Data listing
^^^^
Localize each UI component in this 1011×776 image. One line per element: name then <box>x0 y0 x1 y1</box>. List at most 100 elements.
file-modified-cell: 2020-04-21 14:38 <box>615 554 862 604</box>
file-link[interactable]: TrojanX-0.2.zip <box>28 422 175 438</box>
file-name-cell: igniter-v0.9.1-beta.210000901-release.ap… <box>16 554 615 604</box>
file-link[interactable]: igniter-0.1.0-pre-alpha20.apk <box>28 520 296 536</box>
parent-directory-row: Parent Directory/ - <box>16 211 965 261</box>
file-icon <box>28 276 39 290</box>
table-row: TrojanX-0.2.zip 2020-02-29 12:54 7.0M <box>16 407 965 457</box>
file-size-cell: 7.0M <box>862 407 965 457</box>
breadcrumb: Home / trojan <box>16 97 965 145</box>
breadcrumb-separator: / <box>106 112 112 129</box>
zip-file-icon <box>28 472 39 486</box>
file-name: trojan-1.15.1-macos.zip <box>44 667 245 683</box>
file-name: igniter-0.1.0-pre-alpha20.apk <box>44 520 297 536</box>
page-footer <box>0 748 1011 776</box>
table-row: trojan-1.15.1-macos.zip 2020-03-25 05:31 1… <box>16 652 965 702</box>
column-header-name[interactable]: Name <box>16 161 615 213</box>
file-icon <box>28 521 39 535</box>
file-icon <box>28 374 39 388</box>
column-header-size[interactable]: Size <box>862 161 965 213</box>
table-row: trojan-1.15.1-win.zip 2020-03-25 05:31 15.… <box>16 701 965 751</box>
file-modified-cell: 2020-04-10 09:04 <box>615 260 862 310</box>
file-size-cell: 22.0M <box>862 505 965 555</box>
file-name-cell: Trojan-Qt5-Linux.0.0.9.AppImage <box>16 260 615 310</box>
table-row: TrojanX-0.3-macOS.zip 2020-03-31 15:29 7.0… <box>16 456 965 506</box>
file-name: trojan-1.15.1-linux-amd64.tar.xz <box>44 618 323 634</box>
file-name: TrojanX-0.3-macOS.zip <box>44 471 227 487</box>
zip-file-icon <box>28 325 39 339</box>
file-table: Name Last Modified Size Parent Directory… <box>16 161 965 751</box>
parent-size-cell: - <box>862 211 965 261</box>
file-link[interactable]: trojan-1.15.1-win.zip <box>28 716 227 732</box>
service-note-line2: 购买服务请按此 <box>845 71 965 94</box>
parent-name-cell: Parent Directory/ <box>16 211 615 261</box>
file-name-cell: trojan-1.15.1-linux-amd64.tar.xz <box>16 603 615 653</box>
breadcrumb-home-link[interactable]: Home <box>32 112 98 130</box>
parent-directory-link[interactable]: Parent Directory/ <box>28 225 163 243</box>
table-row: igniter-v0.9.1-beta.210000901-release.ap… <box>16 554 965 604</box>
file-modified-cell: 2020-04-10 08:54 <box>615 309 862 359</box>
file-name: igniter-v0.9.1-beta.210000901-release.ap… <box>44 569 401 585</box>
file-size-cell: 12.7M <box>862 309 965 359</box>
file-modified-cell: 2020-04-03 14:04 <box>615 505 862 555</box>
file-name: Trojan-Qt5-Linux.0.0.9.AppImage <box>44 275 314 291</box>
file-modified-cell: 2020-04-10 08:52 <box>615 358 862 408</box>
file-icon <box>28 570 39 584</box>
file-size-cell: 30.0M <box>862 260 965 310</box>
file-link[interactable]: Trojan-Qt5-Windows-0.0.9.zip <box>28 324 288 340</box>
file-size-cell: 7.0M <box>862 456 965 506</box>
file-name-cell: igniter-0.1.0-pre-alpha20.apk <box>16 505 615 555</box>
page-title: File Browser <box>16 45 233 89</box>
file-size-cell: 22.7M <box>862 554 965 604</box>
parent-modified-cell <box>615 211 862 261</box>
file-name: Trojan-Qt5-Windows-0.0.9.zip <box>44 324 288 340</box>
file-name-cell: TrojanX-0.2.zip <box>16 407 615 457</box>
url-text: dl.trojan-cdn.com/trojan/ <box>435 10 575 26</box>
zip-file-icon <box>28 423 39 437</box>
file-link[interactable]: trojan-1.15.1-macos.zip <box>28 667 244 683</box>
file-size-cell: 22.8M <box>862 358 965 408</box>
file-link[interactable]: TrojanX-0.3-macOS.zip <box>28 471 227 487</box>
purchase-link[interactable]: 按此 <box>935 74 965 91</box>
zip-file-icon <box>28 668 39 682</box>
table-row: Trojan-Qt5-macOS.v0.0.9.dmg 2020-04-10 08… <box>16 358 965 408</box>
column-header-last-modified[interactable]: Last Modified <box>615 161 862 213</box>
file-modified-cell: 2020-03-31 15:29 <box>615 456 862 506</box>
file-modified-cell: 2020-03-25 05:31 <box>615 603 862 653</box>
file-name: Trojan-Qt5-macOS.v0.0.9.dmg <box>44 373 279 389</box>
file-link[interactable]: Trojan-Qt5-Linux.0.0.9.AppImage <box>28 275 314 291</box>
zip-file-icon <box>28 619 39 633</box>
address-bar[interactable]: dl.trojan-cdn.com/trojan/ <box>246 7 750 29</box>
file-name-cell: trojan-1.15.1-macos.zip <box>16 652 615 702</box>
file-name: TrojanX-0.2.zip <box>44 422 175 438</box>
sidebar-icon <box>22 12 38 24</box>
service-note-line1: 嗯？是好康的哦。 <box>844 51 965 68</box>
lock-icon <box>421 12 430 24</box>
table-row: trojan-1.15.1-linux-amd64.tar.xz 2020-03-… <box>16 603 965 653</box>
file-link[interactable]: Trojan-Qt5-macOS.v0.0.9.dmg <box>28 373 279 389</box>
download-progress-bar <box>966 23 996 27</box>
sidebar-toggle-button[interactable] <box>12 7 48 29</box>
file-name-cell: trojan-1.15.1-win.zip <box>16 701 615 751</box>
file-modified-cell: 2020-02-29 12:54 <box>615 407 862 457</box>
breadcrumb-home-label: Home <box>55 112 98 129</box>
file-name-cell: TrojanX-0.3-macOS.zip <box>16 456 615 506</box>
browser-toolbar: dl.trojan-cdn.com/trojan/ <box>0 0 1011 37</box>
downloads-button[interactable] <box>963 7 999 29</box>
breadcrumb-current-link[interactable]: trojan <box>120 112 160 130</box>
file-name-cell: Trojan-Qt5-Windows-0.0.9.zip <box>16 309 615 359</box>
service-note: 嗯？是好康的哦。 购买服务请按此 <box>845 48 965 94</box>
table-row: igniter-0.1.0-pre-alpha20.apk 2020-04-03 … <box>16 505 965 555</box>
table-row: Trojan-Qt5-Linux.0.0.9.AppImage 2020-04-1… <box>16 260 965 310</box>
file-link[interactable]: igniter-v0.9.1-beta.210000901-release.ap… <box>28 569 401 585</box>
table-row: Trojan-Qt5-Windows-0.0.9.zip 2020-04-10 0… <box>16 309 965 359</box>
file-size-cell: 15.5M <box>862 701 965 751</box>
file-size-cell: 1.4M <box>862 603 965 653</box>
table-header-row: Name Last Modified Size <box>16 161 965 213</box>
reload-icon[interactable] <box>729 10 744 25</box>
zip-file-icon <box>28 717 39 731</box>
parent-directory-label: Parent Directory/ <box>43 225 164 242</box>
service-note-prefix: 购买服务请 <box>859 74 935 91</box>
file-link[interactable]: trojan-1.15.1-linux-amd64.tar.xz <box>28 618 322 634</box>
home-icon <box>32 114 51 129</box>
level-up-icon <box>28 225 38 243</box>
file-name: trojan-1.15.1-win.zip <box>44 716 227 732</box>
^^^^
> [Work to complete]:
Turn every row of the data listing above into a Markdown table with the columns No. and Line, leaving out any blank lines. Under No., number the rows in order.

> [Completed task]:
| No. | Line |
|---|---|
| 1 | Localize each UI component in this 1011×776 image. One line per element: name then <box>x0 y0 x1 y1</box>. List at most 100 elements. |
| 2 | file-modified-cell: 2020-04-21 14:38 <box>615 554 862 604</box> |
| 3 | file-link[interactable]: TrojanX-0.2.zip <box>28 422 175 438</box> |
| 4 | file-name-cell: igniter-v0.9.1-beta.210000901-release.ap… <box>16 554 615 604</box> |
| 5 | file-link[interactable]: igniter-0.1.0-pre-alpha20.apk <box>28 520 296 536</box> |
| 6 | parent-directory-row: Parent Directory/ - <box>16 211 965 261</box> |
| 7 | file-icon <box>28 276 39 290</box> |
| 8 | table-row: TrojanX-0.2.zip 2020-02-29 12:54 7.0M <box>16 407 965 457</box> |
| 9 | file-size-cell: 7.0M <box>862 407 965 457</box> |
| 10 | breadcrumb: Home / trojan <box>16 97 965 145</box> |
| 11 | breadcrumb-separator: / <box>106 112 112 129</box> |
| 12 | zip-file-icon <box>28 472 39 486</box> |
| 13 | file-name: trojan-1.15.1-macos.zip <box>44 667 245 683</box> |
| 14 | file-name: igniter-0.1.0-pre-alpha20.apk <box>44 520 297 536</box> |
| 15 | page-footer <box>0 748 1011 776</box> |
| 16 | table-row: trojan-1.15.1-macos.zip 2020-03-25 05:31 1… <box>16 652 965 702</box> |
| 17 | column-header-name[interactable]: Name <box>16 161 615 213</box> |
| 18 | file-icon <box>28 521 39 535</box> |
| 19 | file-icon <box>28 374 39 388</box> |
| 20 | column-header-size[interactable]: Size <box>862 161 965 213</box> |
| 21 | table-row: trojan-1.15.1-win.zip 2020-03-25 05:31 15.… <box>16 701 965 751</box> |
| 22 | file-modified-cell: 2020-04-10 09:04 <box>615 260 862 310</box> |
| 23 | file-size-cell: 22.0M <box>862 505 965 555</box> |
| 24 | file-name-cell: Trojan-Qt5-Linux.0.0.9.AppImage <box>16 260 615 310</box> |
| 25 | table-row: TrojanX-0.3-macOS.zip 2020-03-31 15:29 7.0… <box>16 456 965 506</box> |
| 26 | file-name: trojan-1.15.1-linux-amd64.tar.xz <box>44 618 323 634</box> |
| 27 | file-name: TrojanX-0.3-macOS.zip <box>44 471 227 487</box> |
| 28 | zip-file-icon <box>28 325 39 339</box> |
| 29 | file-table: Name Last Modified Size Parent Directory… <box>16 161 965 751</box> |
| 30 | parent-size-cell: - <box>862 211 965 261</box> |
| 31 | file-link[interactable]: trojan-1.15.1-win.zip <box>28 716 227 732</box> |
| 32 | service-note-line2: 购买服务请按此 <box>845 71 965 94</box> |
| 33 | parent-name-cell: Parent Directory/ <box>16 211 615 261</box> |
| 34 | file-name-cell: trojan-1.15.1-linux-amd64.tar.xz <box>16 603 615 653</box> |
| 35 | breadcrumb-home-link[interactable]: Home <box>32 112 98 130</box> |
| 36 | parent-directory-link[interactable]: Parent Directory/ <box>28 225 163 243</box> |
| 37 | table-row: igniter-v0.9.1-beta.210000901-release.ap… <box>16 554 965 604</box> |
| 38 | file-modified-cell: 2020-04-10 08:54 <box>615 309 862 359</box> |
| 39 | file-name: igniter-v0.9.1-beta.210000901-release.ap… <box>44 569 401 585</box> |
| 40 | file-size-cell: 12.7M <box>862 309 965 359</box> |
| 41 | file-modified-cell: 2020-04-03 14:04 <box>615 505 862 555</box> |
| 42 | file-name: Trojan-Qt5-Linux.0.0.9.AppImage <box>44 275 314 291</box> |
| 43 | file-modified-cell: 2020-04-10 08:52 <box>615 358 862 408</box> |
| 44 | file-icon <box>28 570 39 584</box> |
| 45 | file-size-cell: 30.0M <box>862 260 965 310</box> |
| 46 | file-link[interactable]: Trojan-Qt5-Windows-0.0.9.zip <box>28 324 288 340</box> |
| 47 | file-size-cell: 7.0M <box>862 456 965 506</box> |
| 48 | file-name-cell: igniter-0.1.0-pre-alpha20.apk <box>16 505 615 555</box> |
| 49 | page-title: File Browser <box>16 45 233 89</box> |
| 50 | file-size-cell: 22.7M <box>862 554 965 604</box> |
| 51 | parent-modified-cell <box>615 211 862 261</box> |
| 52 | file-name: Trojan-Qt5-Windows-0.0.9.zip <box>44 324 288 340</box> |
| 53 | file-name-cell: TrojanX-0.2.zip <box>16 407 615 457</box> |
| 54 | url-text: dl.trojan-cdn.com/trojan/ <box>435 10 575 26</box> |
| 55 | zip-file-icon <box>28 423 39 437</box> |
| 56 | file-link[interactable]: trojan-1.15.1-macos.zip <box>28 667 244 683</box> |
| 57 | file-size-cell: 22.8M <box>862 358 965 408</box> |
| 58 | file-link[interactable]: TrojanX-0.3-macOS.zip <box>28 471 227 487</box> |
| 59 | purchase-link[interactable]: 按此 <box>935 74 965 91</box> |
| 60 | zip-file-icon <box>28 668 39 682</box> |
| 61 | table-row: Trojan-Qt5-macOS.v0.0.9.dmg 2020-04-10 08… <box>16 358 965 408</box> |
| 62 | column-header-last-modified[interactable]: Last Modified <box>615 161 862 213</box> |
| 63 | file-modified-cell: 2020-03-31 15:29 <box>615 456 862 506</box> |
| 64 | file-modified-cell: 2020-03-25 05:31 <box>615 603 862 653</box> |
| 65 | file-name: Trojan-Qt5-macOS.v0.0.9.dmg <box>44 373 279 389</box> |
| 66 | file-link[interactable]: Trojan-Qt5-Linux.0.0.9.AppImage <box>28 275 314 291</box> |
| 67 | zip-file-icon <box>28 619 39 633</box> |
| 68 | address-bar[interactable]: dl.trojan-cdn.com/trojan/ <box>246 7 750 29</box> |
| 69 | file-name-cell: trojan-1.15.1-macos.zip <box>16 652 615 702</box> |
| 70 | file-name: TrojanX-0.2.zip <box>44 422 175 438</box> |
| 71 | sidebar-icon <box>22 12 38 24</box> |
| 72 | service-note-line1: 嗯？是好康的哦。 <box>844 51 965 68</box> |
| 73 | lock-icon <box>421 12 430 24</box> |
| 74 | table-row: trojan-1.15.1-linux-amd64.tar.xz 2020-03-… <box>16 603 965 653</box> |
| 75 | file-link[interactable]: Trojan-Qt5-macOS.v0.0.9.dmg <box>28 373 279 389</box> |
| 76 | download-progress-bar <box>966 23 996 27</box> |
| 77 | sidebar-toggle-button[interactable] <box>12 7 48 29</box> |
| 78 | file-name-cell: trojan-1.15.1-win.zip <box>16 701 615 751</box> |
| 79 | file-modified-cell: 2020-02-29 12:54 <box>615 407 862 457</box> |
| 80 | breadcrumb-home-label: Home <box>55 112 98 129</box> |
| 81 | file-name-cell: TrojanX-0.3-macOS.zip <box>16 456 615 506</box> |
| 82 | browser-toolbar: dl.trojan-cdn.com/trojan/ <box>0 0 1011 37</box> |
| 83 | downloads-button[interactable] <box>963 7 999 29</box> |
| 84 | breadcrumb-current-link[interactable]: trojan <box>120 112 160 130</box> |
| 85 | file-name-cell: Trojan-Qt5-Windows-0.0.9.zip <box>16 309 615 359</box> |
| 86 | service-note: 嗯？是好康的哦。 购买服务请按此 <box>845 48 965 94</box> |
| 87 | table-row: igniter-0.1.0-pre-alpha20.apk 2020-04-03 … <box>16 505 965 555</box> |
| 88 | table-row: Trojan-Qt5-Linux.0.0.9.AppImage 2020-04-1… <box>16 260 965 310</box> |
| 89 | file-link[interactable]: igniter-v0.9.1-beta.210000901-release.ap… <box>28 569 401 585</box> |
| 90 | table-row: Trojan-Qt5-Windows-0.0.9.zip 2020-04-10 0… <box>16 309 965 359</box> |
| 91 | file-size-cell: 15.5M <box>862 701 965 751</box> |
| 92 | file-size-cell: 1.4M <box>862 603 965 653</box> |
| 93 | table-header-row: Name Last Modified Size <box>16 161 965 213</box> |
| 94 | reload-icon[interactable] <box>729 10 744 25</box> |
| 95 | zip-file-icon <box>28 717 39 731</box> |
| 96 | parent-directory-label: Parent Directory/ <box>43 225 164 242</box> |
| 97 | service-note-prefix: 购买服务请 <box>859 74 935 91</box> |
| 98 | file-link[interactable]: trojan-1.15.1-linux-amd64.tar.xz <box>28 618 322 634</box> |
| 99 | home-icon <box>32 114 51 129</box> |
| 100 | level-up-icon <box>28 225 38 243</box> |
| 101 | file-name: trojan-1.15.1-win.zip <box>44 716 227 732</box> |